Job → Would you return the complete listing below word for word?

Material for the task →
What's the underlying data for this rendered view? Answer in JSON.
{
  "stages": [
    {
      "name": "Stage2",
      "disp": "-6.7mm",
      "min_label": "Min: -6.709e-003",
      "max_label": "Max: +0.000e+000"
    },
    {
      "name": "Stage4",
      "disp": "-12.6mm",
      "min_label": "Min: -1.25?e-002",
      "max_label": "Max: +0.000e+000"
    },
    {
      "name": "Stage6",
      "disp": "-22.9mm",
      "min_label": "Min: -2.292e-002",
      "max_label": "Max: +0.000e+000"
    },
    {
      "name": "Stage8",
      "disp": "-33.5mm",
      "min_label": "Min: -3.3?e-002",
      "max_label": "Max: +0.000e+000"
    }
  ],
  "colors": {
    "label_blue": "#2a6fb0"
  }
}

Result for this task →
What's the underlying data for this rendered view? Answer in JSON.
{
  "stages": [
    {
      "name": "Stage2",
      "disp": "-6.7mm",
      "min_label": "Min: -6.709e-003",
      "max_label": "Max: +0.000e+000"
    },
    {
      "name": "Stage4",
      "disp": "-12.6mm",
      "min_label": "Min: -1.25?e-002",
      "max_label": "Max: +0.000e+000"
    },
    {
      "name": "Stage6",
      "disp": "-22.9mm",
      "min_label": "Min: -2.292e-002",
      "max_label": "Max: +0.000e+000"
    },
    {
      "name": "Stage8",
      "disp": "-33.5mm",
      "min_label": "Min: -3.3?e-002",
      "max_label": "Max: +0.000e+000"
    }
  ],
  "colors": {
    "label_blue": "#2a6fb0"
  }
}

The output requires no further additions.